(Excerpt from a data file)
##########

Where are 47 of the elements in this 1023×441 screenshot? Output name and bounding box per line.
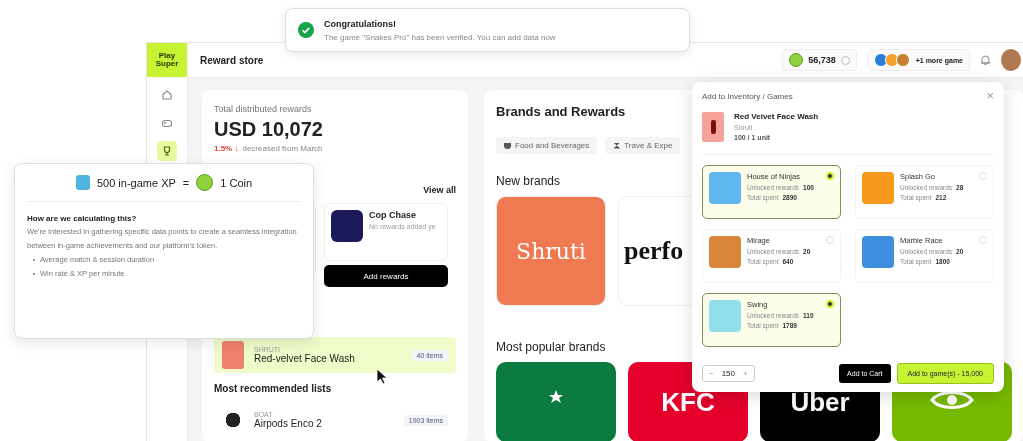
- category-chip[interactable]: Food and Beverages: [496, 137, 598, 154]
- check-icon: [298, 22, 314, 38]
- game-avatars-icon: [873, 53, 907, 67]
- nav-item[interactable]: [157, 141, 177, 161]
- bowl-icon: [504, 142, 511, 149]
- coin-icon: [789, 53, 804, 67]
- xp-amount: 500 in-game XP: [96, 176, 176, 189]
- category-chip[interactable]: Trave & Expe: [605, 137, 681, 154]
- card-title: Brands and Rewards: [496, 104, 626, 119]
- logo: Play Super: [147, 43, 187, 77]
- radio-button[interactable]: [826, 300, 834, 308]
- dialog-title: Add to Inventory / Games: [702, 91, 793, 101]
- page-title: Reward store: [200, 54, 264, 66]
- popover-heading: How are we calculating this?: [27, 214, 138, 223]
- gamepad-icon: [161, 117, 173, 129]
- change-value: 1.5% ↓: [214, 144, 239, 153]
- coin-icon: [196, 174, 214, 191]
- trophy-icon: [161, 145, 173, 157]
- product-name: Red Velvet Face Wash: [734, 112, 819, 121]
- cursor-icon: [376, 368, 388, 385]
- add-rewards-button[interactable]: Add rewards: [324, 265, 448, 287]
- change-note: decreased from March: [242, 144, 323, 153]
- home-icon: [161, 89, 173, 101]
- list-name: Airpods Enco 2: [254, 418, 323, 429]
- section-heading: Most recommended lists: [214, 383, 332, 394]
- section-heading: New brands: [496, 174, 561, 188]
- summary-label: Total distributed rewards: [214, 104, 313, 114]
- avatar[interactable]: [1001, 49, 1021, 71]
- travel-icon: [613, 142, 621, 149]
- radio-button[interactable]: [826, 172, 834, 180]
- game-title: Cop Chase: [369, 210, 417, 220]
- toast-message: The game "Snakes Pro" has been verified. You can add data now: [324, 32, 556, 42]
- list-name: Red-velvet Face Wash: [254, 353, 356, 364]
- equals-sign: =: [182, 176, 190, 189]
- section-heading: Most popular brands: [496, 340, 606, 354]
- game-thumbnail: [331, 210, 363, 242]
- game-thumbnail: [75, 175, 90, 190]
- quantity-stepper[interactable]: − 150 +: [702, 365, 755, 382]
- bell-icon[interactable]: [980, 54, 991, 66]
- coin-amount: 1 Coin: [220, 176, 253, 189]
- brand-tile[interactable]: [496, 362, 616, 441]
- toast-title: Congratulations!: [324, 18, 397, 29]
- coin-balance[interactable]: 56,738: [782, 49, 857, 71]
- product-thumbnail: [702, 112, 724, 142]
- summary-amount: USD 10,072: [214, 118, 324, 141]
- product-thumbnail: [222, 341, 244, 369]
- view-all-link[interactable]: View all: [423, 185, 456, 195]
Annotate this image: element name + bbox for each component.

##########

Objective:
Please render the stretch of the listing from the line containing "- category-chip[interactable]: Food" through the line containing "- coin-icon: [196, 174, 214, 191]" as a Markdown table with two columns: Row, which numbers each line, and Line, which holds its text. Leave out any blank lines.

Exercise output:
| Row | Line |
|---|---|
| 1 | - category-chip[interactable]: Food and Beverages: [496, 137, 598, 154] |
| 2 | - check-icon: [298, 22, 314, 38] |
| 3 | - game-avatars-icon: [873, 53, 907, 67] |
| 4 | - nav-item[interactable]: [157, 141, 177, 161] |
| 5 | - bowl-icon: [504, 142, 511, 149] |
| 6 | - coin-icon: [789, 53, 804, 67] |
| 7 | - xp-amount: 500 in-game XP: [96, 176, 176, 189] |
| 8 | - category-chip[interactable]: Trave & Expe: [605, 137, 681, 154] |
| 9 | - card-title: Brands and Rewards: [496, 104, 626, 119] |
| 10 | - logo: Play Super: [147, 43, 187, 77] |
| 11 | - radio-button[interactable]: [826, 300, 834, 308] |
| 12 | - dialog-title: Add to Inventory / Games: [702, 91, 793, 101] |
| 13 | - page-title: Reward store: [200, 54, 264, 66] |
| 14 | - popover-heading: How are we calculating this?: [27, 214, 138, 223] |
| 15 | - gamepad-icon: [161, 117, 173, 129] |
| 16 | - change-value: 1.5% ↓: [214, 144, 239, 153] |
| 17 | - coin-icon: [196, 174, 214, 191] |